目的 A - レコードのうち、「y-tick-label: 30: [651, 509, 666, 523]」を含む行から「heatmap-column: [576, 292, 580, 489]」を含む行までを、両端の行も含め、空行を除いた番号付きリストとして書き出してもらえますか?

提供された抜粋 -
------------------------------------

意味が似ているように思える言葉は、つい混同して使ってしまいがちである。
(それは森信三先生自身ですらもそうであると仰っている。)
この二つの言葉の違いは何なのかと、あれこれ皆で頭を巡らせた次第である。

辞書を引けばそれぞれの意味は載っている。
しかしそこに留まり安心するのではなく、自分の実感・体感・本音としてどう捉えるかである。

「感激は表面的で、感動は内面的」
「感激は安っぽく表れることもある」(例:高価なプレゼントをもらった、有名人に会って話せた、等々)
「感激は自分(あるいは自分に属したもの)の事でしか感じ得ないが、感動は他人の事であっても起き得る」
「感激も、その背景を考えると感動になるのではないか」
等々、様々な意見が出た。

このように、意味がわかっているようでわかっていないものを言語化する過程が大切である。
脳が汗をかくような感覚で、大いに刺激される。

これはそのまま、日常の子どもへの教育にも必要である。
意味をただそのまま教えたり調べたりするだけではなく、しっかりと自分の頭を使って考えるよう促す。
面倒だが、それこそが「わからぬ」に耐えながらも進む、忍耐力の鍛練でもある。

「玉磨かざれば光なし」という。
言葉を知った気になってくるほど、学年が上がれば上がるほど、つまり大人にも大切である。
こういった行為こそが、修養になる。
無知の知の自覚を促すことにも繋がる。

そしてそれは、感謝にも繋がっていく。
「当たり前」と思っていることには感謝をしないからである。

------------------------------------

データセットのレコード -
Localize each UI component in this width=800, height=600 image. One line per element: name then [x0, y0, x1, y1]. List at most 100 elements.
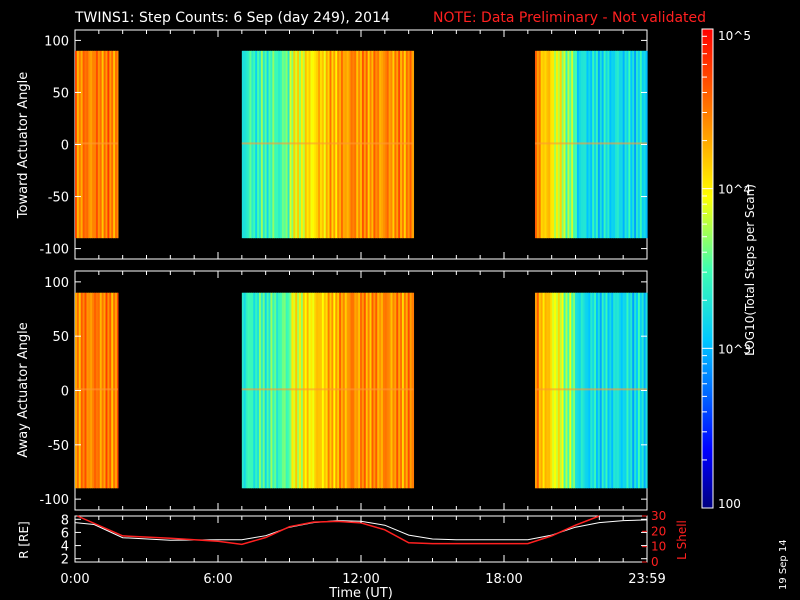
y-tick-label: 30: [651, 509, 666, 523]
heatmap-column: [281, 292, 285, 489]
heatmap-column: [573, 50, 576, 239]
heatmap-column: [339, 50, 342, 239]
heatmap-column: [84, 50, 88, 239]
x-tick-label: 6:00: [203, 572, 232, 587]
heatmap-column: [371, 50, 374, 239]
heatmap-column: [314, 50, 317, 239]
heatmap-column: [340, 292, 344, 489]
x-axis-label: Time (UT): [328, 586, 393, 600]
y-tick-label: 100: [44, 276, 69, 291]
heatmap-column: [371, 292, 374, 489]
zero-angle-band: [241, 388, 414, 391]
heatmap-column: [356, 50, 359, 239]
heatmap-column: [92, 50, 95, 239]
heatmap-column: [390, 50, 394, 239]
heatmap-column: [542, 50, 546, 239]
heatmap-column: [392, 50, 395, 239]
heatmap-column: [247, 292, 251, 489]
heatmap-column: [403, 50, 407, 239]
heatmap-column: [80, 292, 84, 489]
heatmap-column: [407, 292, 411, 489]
heatmap-column: [575, 50, 578, 239]
heatmap-column: [597, 292, 601, 489]
heatmap-column: [105, 292, 109, 489]
heatmap-column: [255, 292, 258, 489]
heatmap-column: [312, 50, 315, 239]
heatmap-column: [396, 50, 399, 239]
heatmap-column: [276, 50, 279, 239]
colorbar-ticks: 10^5 10^4 10^3 100: [702, 28, 751, 511]
heatmap-column: [251, 292, 254, 489]
heatmap-column: [308, 292, 312, 489]
heatmap-column: [251, 50, 254, 239]
heatmap-column: [618, 50, 622, 239]
heatmap-column: [316, 50, 319, 239]
heatmap-column: [88, 50, 91, 239]
heatmap-column: [320, 50, 323, 239]
heatmap-column: [563, 292, 567, 489]
heatmap-column: [358, 292, 361, 489]
heatmap-column: [90, 50, 93, 239]
heatmap-column: [94, 292, 97, 489]
heatmap-column: [559, 50, 563, 239]
heatmap-column: [552, 50, 555, 239]
heatmap-column: [615, 50, 618, 239]
heatmap-column: [88, 292, 91, 489]
x-tick-label: 18:00: [485, 572, 522, 587]
heatmap-column: [576, 292, 580, 489]
heatmap-column: [616, 50, 620, 239]
heatmap-column: [283, 50, 287, 239]
heatmap-column: [607, 50, 610, 239]
heatmap-column: [95, 50, 99, 239]
heatmap-column: [582, 50, 586, 239]
heatmap-column: [115, 292, 118, 489]
y-tick-label: 20: [651, 524, 666, 538]
heatmap-column: [557, 292, 561, 489]
heatmap-column: [331, 292, 334, 489]
y-tick-label: -100: [39, 493, 69, 508]
heatmap-column: [103, 50, 107, 239]
panel-away-yticks: 100 50 0 -50 -100: [39, 276, 647, 508]
heatmap-column: [609, 50, 612, 239]
heatmap-column: [321, 50, 325, 239]
heatmap-column: [384, 50, 388, 239]
heatmap-column: [401, 292, 405, 489]
heatmap-column: [567, 50, 570, 239]
heatmap-column: [279, 292, 283, 489]
heatmap-column: [340, 50, 344, 239]
y-tick-label: -100: [39, 243, 69, 258]
heatmap-column: [620, 292, 624, 489]
heatmap-column: [626, 292, 630, 489]
heatmap-column: [550, 50, 553, 239]
heatmap-column: [365, 292, 369, 489]
heatmap-column: [569, 50, 572, 239]
panel-toward-ylabel: Toward Actuator Angle: [16, 72, 31, 219]
heatmap-column: [278, 50, 281, 239]
heatmap-column: [299, 50, 302, 239]
heatmap-column: [258, 50, 262, 239]
heatmap-column: [291, 50, 294, 239]
heatmap-column: [257, 292, 260, 489]
heatmap-column: [86, 292, 89, 489]
heatmap-column: [628, 292, 631, 489]
heatmap-column: [300, 292, 304, 489]
heatmap-column: [398, 50, 401, 239]
heatmap-column: [331, 50, 334, 239]
heatmap-column: [325, 50, 329, 239]
heatmap-column: [616, 292, 620, 489]
heatmap-column: [260, 50, 264, 239]
heatmap-column: [107, 50, 110, 239]
heatmap-column: [255, 50, 258, 239]
heatmap-column: [400, 292, 403, 489]
heatmap-column: [356, 292, 359, 489]
colorbar-tick-label: 100: [718, 497, 741, 511]
heatmap-column: [403, 292, 407, 489]
heatmap-column: [111, 50, 114, 239]
heatmap-column: [308, 50, 312, 239]
heatmap-column: [241, 50, 245, 239]
heatmap-column: [333, 50, 336, 239]
heatmap-column: [97, 50, 101, 239]
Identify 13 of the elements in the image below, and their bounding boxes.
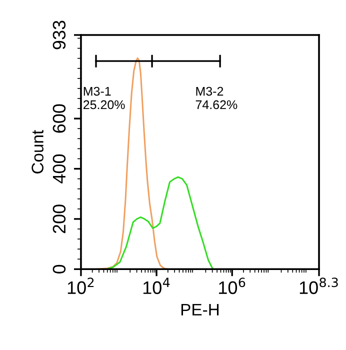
y-tick-label: 0 [52,264,66,274]
y-tick-label: 600 [52,104,66,133]
y-tick-label: 933 [52,20,66,50]
x-tick-label: 10$^{6}$ [219,278,246,294]
y-axis-title: Count [32,130,44,174]
x-tick-label: 10$^{4}$ [143,278,170,294]
annotation: M3-2 74.62% [196,86,238,110]
x-axis-title: PE-H [181,304,219,316]
y-tick-label: 200 [52,204,66,234]
x-tick-label: 10$^{8.3}$ [300,278,338,294]
annotation: M3-1 25.20% [83,86,125,110]
x-tick-label: 10$^{2}$ [68,278,94,294]
y-tick-label: 400 [52,154,66,184]
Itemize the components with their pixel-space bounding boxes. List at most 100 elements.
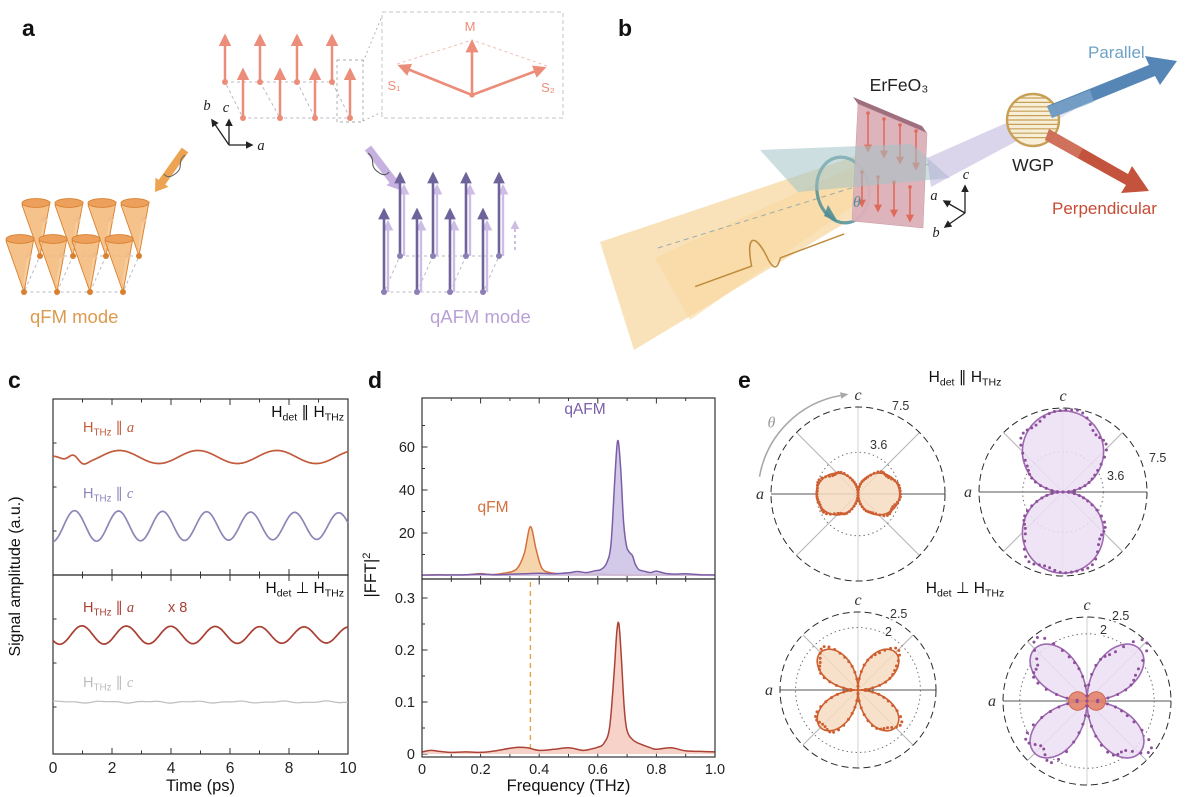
- axes-frame-bottom: [421, 578, 716, 758]
- x-tick-label: 1.0: [705, 762, 725, 778]
- panel-a-mode-diagram: a qFM mode qAFM mode M S₁ S₂ b c a: [5, 11, 564, 327]
- axes-frame-top: [421, 397, 716, 580]
- x-tick-label: 0.8: [646, 762, 666, 778]
- ring-value-label: 7.5: [1149, 451, 1166, 465]
- ring-value-label: 2: [1100, 623, 1107, 637]
- subplot-annotation: Hdet ⊥ HTHz: [266, 580, 344, 600]
- trace-scale-label: x 8: [168, 600, 187, 616]
- polar-axis-a-label: a: [756, 486, 764, 503]
- spectrum-area-qFM: [422, 526, 715, 576]
- ring-value-label: 2.5: [1112, 609, 1129, 623]
- peak-label-qFM: qFM: [478, 499, 509, 516]
- ring-value-label: 3.6: [870, 438, 887, 452]
- ring-value-label: 7.5: [892, 399, 909, 413]
- trace-qAFM: [52, 624, 349, 646]
- spectrum-line-qAFM-perpendicular: [421, 621, 716, 754]
- panel-c-time-domain-chart: c 0 2 4 6 8 10 Time (ps) Signal amplitude (a.u.)…: [7, 367, 357, 795]
- trace-none: [52, 700, 348, 704]
- x-tick-label: 10: [339, 760, 357, 777]
- x-axis-title: Frequency (THz): [507, 777, 631, 795]
- polar-outer-ring: [779, 611, 937, 769]
- panel-e: e Hdet ∥ HTHz c a 3.6 7.5 θ c a 3.6 7.5 Hdet ⊥ HTHz…: [725, 360, 1188, 797]
- data-markers-qAFM-parallel: [1019, 408, 1108, 575]
- polar-axis-a-label: a: [988, 693, 996, 710]
- polar-axis-a-label: a: [765, 682, 773, 699]
- axis-b-label: b: [203, 98, 210, 114]
- spectrum-line-qFM: [421, 525, 716, 577]
- panel-a-label: a: [22, 15, 35, 41]
- axis-ticks: [421, 398, 716, 757]
- polar-outer-ring: [770, 406, 946, 582]
- polar-axis-c-label: c: [1059, 388, 1066, 405]
- polar-axis-c-label: c: [854, 387, 861, 404]
- panel-b: b ErFeO₃ WGP Parallel Perpendicular θ c …: [600, 0, 1188, 356]
- axis-ticks: [52, 399, 349, 754]
- axis-c-label: c: [223, 100, 230, 116]
- x-tick-label: 2: [108, 760, 117, 777]
- panel-b-graphics: [600, 56, 1177, 350]
- panel-b-label: b: [618, 15, 632, 41]
- vector-S2: [471, 65, 547, 97]
- x-tick-label: 6: [226, 760, 235, 777]
- x-tick-label: 0: [49, 760, 58, 777]
- qfm-mode-label: qFM mode: [30, 306, 118, 327]
- trace-label: HTHz ∥ c: [83, 486, 134, 505]
- spectrum-line-qAFM: [421, 439, 716, 576]
- vector-S1: [397, 63, 473, 97]
- spectrum-area-qAFM-perpendicular: [422, 622, 715, 754]
- qafm-mode-label: qAFM mode: [430, 306, 531, 327]
- panel-c: c 0 2 4 6 8 10 Time (ps) Signal amplitude (a.u.)…: [0, 360, 360, 797]
- polar-inner-ring: [795, 627, 921, 753]
- axes-frame-bottom: [52, 574, 349, 755]
- polar-group-title: Hdet ⊥ HTHz: [926, 580, 1004, 600]
- ring-value-label: 3.6: [1107, 469, 1124, 483]
- ring-value-label: 2.5: [890, 607, 907, 621]
- panel-a: a qFM mode qAFM mode M S₁ S₂ b c a: [0, 0, 600, 356]
- data-markers-qFM-perpendicular: [814, 645, 904, 734]
- y-axis-title: |FFT|2: [361, 552, 380, 597]
- panel-b-setup-diagram: b ErFeO₃ WGP Parallel Perpendicular θ c …: [600, 15, 1177, 350]
- x-tick-label: 0.4: [529, 762, 549, 778]
- data-markers-qFM-parallel: [815, 470, 902, 518]
- x-tick-label: 8: [285, 760, 294, 777]
- peak-label-qAFM: qAFM: [564, 401, 605, 418]
- ring-value-label: 2: [885, 625, 892, 639]
- y-tick-label: 40: [399, 483, 415, 499]
- panel-e-label: e: [738, 367, 751, 393]
- polar-plot-qFM-parallel: c a 3.6 7.5 θ: [756, 387, 946, 582]
- axis-a-label: a: [257, 138, 264, 154]
- axis-b-label: b: [932, 225, 939, 241]
- x-tick-label: 4: [167, 760, 176, 777]
- y-tick-label: 0.2: [395, 643, 415, 659]
- theta-sweep-arrow: [758, 394, 841, 477]
- x-tick-label: 0.2: [471, 762, 491, 778]
- inset-M-label: M: [465, 19, 476, 34]
- y-tick-label: 0.1: [395, 695, 415, 711]
- y-tick-label: 0: [407, 747, 415, 763]
- polarization-plane: [760, 144, 950, 192]
- sample-label: ErFeO₃: [870, 75, 929, 95]
- trace-qAFM: [52, 509, 349, 543]
- x-tick-label: 0: [418, 762, 426, 778]
- sample-top-face: [853, 97, 927, 133]
- trace-label: HTHz ∥ c: [83, 675, 134, 694]
- trace-label: HTHz ∥ a: [83, 420, 134, 439]
- spectrum-area-qAFM: [422, 440, 715, 576]
- panel-d: d 20 40 60 0 0.1 0.2 0.3 0 0.2 0.4 0.6 0.8 1.0 Frequen…: [360, 360, 732, 797]
- polar-plot-qAFM-perpendicular: c a 2 2.5: [988, 597, 1172, 786]
- polar-axis-a-label: a: [964, 484, 972, 501]
- inset-box: [381, 11, 564, 119]
- panel-a-graphics: [5, 11, 564, 295]
- polar-plot-qFM-perpendicular: c a 2 2.5: [765, 592, 937, 769]
- polar-axis-c-label: c: [1083, 597, 1090, 614]
- polar-outer-ring: [978, 407, 1148, 577]
- trace-qFM: [52, 449, 349, 465]
- x-tick-label: 0.6: [588, 762, 608, 778]
- polar-group-title: Hdet ∥ HTHz: [929, 369, 1002, 389]
- panel-d-label: d: [368, 367, 382, 393]
- parallel-label: Parallel: [1088, 43, 1145, 62]
- theta-label: θ: [853, 194, 861, 211]
- thz-pulse-waveform: [694, 233, 845, 288]
- perpendicular-label: Perpendicular: [1052, 199, 1157, 218]
- qafm-pump-arrow: [364, 145, 400, 190]
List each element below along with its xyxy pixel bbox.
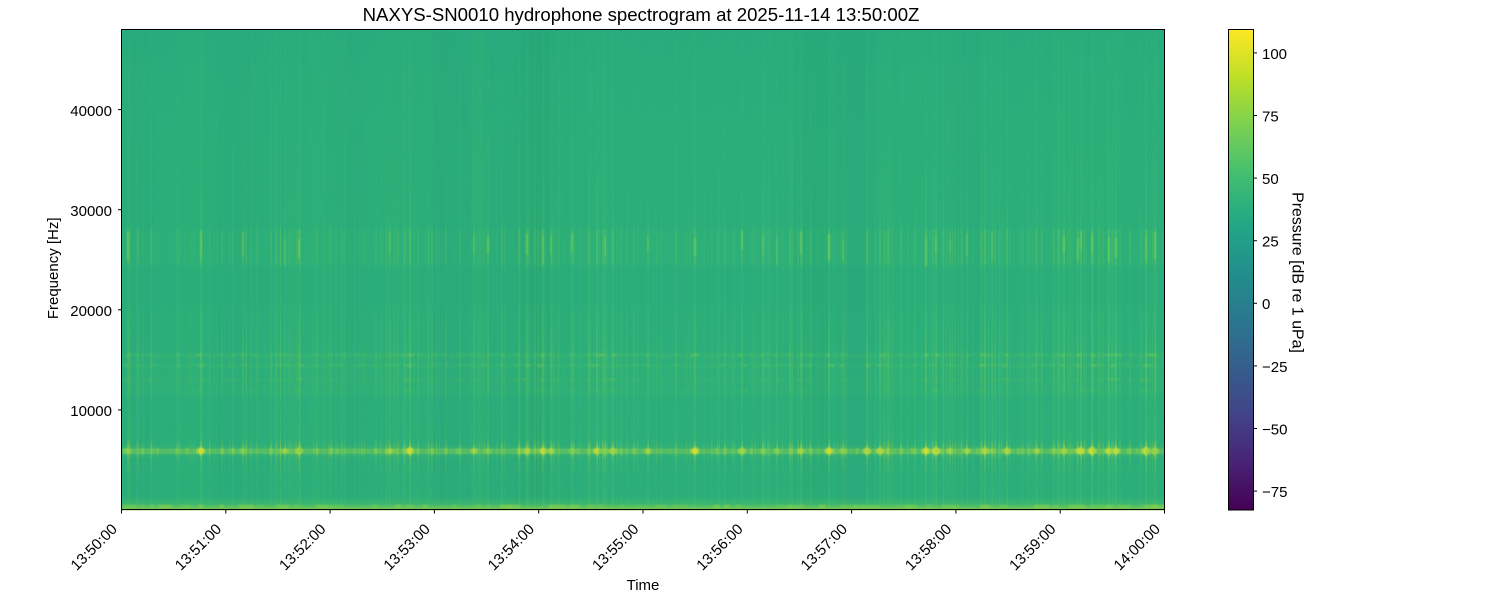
svg-text:13:57:00: 13:57:00 (798, 521, 851, 574)
svg-text:13:53:00: 13:53:00 (380, 521, 433, 574)
svg-text:13:52:00: 13:52:00 (276, 521, 329, 574)
svg-text:Time: Time (627, 577, 660, 594)
svg-text:30000: 30000 (70, 203, 112, 220)
svg-text:−50: −50 (1262, 421, 1287, 438)
svg-text:13:54:00: 13:54:00 (485, 521, 538, 574)
svg-text:50: 50 (1262, 171, 1279, 188)
svg-text:Frequency [Hz]: Frequency [Hz] (45, 217, 62, 319)
svg-text:14:00:00: 14:00:00 (1111, 521, 1164, 574)
svg-text:13:58:00: 13:58:00 (902, 521, 955, 574)
svg-text:13:55:00: 13:55:00 (589, 521, 642, 574)
svg-text:100: 100 (1262, 46, 1287, 63)
svg-text:20000: 20000 (70, 303, 112, 320)
svg-text:13:56:00: 13:56:00 (693, 521, 746, 574)
svg-text:13:50:00: 13:50:00 (68, 521, 121, 574)
svg-text:−75: −75 (1262, 484, 1287, 501)
svg-text:13:59:00: 13:59:00 (1006, 521, 1059, 574)
svg-text:Pressure [dB re 1 uPa]: Pressure [dB re 1 uPa] (1288, 192, 1305, 353)
svg-text:40000: 40000 (70, 103, 112, 120)
svg-text:10000: 10000 (70, 403, 112, 420)
svg-text:13:51:00: 13:51:00 (172, 521, 225, 574)
svg-text:−25: −25 (1262, 359, 1287, 376)
svg-text:25: 25 (1262, 234, 1279, 251)
svg-text:NAXYS-SN0010 hydrophone spectr: NAXYS-SN0010 hydrophone spectrogram at 2… (363, 4, 920, 25)
svg-text:75: 75 (1262, 108, 1279, 125)
svg-text:0: 0 (1262, 296, 1270, 313)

------------------------------------

目的 B - 感激と感動の違いを扱った抜粋を、一字一句変えずに全文再現してもらえますか?

記述回答 A -
1. y-tick-label: 30: [651, 509, 666, 523]
2. heatmap-column: [281, 292, 285, 489]
3. heatmap-column: [573, 50, 576, 239]
4. heatmap-column: [339, 50, 342, 239]
5. heatmap-column: [84, 50, 88, 239]
6. x-tick-label: 6:00: [203, 572, 232, 587]
7. heatmap-column: [371, 50, 374, 239]
8. heatmap-column: [314, 50, 317, 239]
9. heatmap-column: [340, 292, 344, 489]
10. x-axis-label: Time (UT): [328, 586, 393, 600]
11. y-tick-label: 100: [44, 276, 69, 291]
12. heatmap-column: [371, 292, 374, 489]
13. zero-angle-band: [241, 388, 414, 391]
14. heatmap-column: [356, 50, 359, 239]
15. heatmap-column: [92, 50, 95, 239]
16. heatmap-column: [390, 50, 394, 239]
17. heatmap-column: [542, 50, 546, 239]
18. heatmap-column: [392, 50, 395, 239]
19. heatmap-column: [247, 292, 251, 489]
20. heatmap-column: [403, 50, 407, 239]
21. heatmap-column: [80, 292, 84, 489]
22. heatmap-column: [407, 292, 411, 489]
23. heatmap-column: [575, 50, 578, 239]
24. heatmap-column: [597, 292, 601, 489]
25. heatmap-column: [105, 292, 109, 489]
26. heatmap-column: [255, 292, 258, 489]
27. heatmap-column: [312, 50, 315, 239]
28. heatmap-column: [396, 50, 399, 239]
29. heatmap-column: [276, 50, 279, 239]
30. colorbar-ticks: 10^5 10^4 10^3 100: [702, 28, 751, 511]
31. heatmap-column: [251, 292, 254, 489]
32. heatmap-column: [308, 292, 312, 489]
33. heatmap-column: [251, 50, 254, 239]
34. heatmap-column: [618, 50, 622, 239]
35. heatmap-column: [316, 50, 319, 239]
36. heatmap-column: [88, 50, 91, 239]
37. heatmap-column: [320, 50, 323, 239]
38. heatmap-column: [563, 292, 567, 489]
39. heatmap-column: [358, 292, 361, 489]
40. heatmap-column: [90, 50, 93, 239]
41. heatmap-column: [94, 292, 97, 489]
42. heatmap-column: [559, 50, 563, 239]
43. heatmap-column: [552, 50, 555, 239]
44. heatmap-column: [615, 50, 618, 239]
45. heatmap-column: [88, 292, 91, 489]
46. x-tick-label: 18:00: [485, 572, 522, 587]
47. heatmap-column: [576, 292, 580, 489]

記述回答 B -
意味が似ているように思える言葉は、つい混同して使ってしまいがちである。
(それは森信三先生自身ですらもそうであると仰っている。)
この二つの言葉の違いは何なのかと、あれこれ皆で頭を巡らせた次第である。

辞書を引けばそれぞれの意味は載っている。
しかしそこに留まり安心するのではなく、自分の実感・体感・本音としてどう捉えるかである。

「感激は表面的で、感動は内面的」
「感激は安っぽく表れることもある」(例:高価なプレゼントをもらった、有名人に会って話せた、等々)
「感激は自分(あるいは自分に属したもの)の事でしか感じ得ないが、感動は他人の事であっても起き得る」
「感激も、その背景を考えると感動になるのではないか」
等々、様々な意見が出た。

このように、意味がわかっているようでわかっていないものを言語化する過程が大切である。
脳が汗をかくような感覚で、大いに刺激される。

これはそのまま、日常の子どもへの教育にも必要である。
意味をただそのまま教えたり調べたりするだけではなく、しっかりと自分の頭を使って考えるよう促す。
面倒だが、それこそが「わからぬ」に耐えながらも進む、忍耐力の鍛練でもある。

「玉磨かざれば光なし」という。
言葉を知った気になってくるほど、学年が上がれば上がるほど、つまり大人にも大切である。
こういった行為こそが、修養になる。
無知の知の自覚を促すことにも繋がる。

そしてそれは、感謝にも繋がっていく。
「当たり前」と思っていることには感謝をしないからである。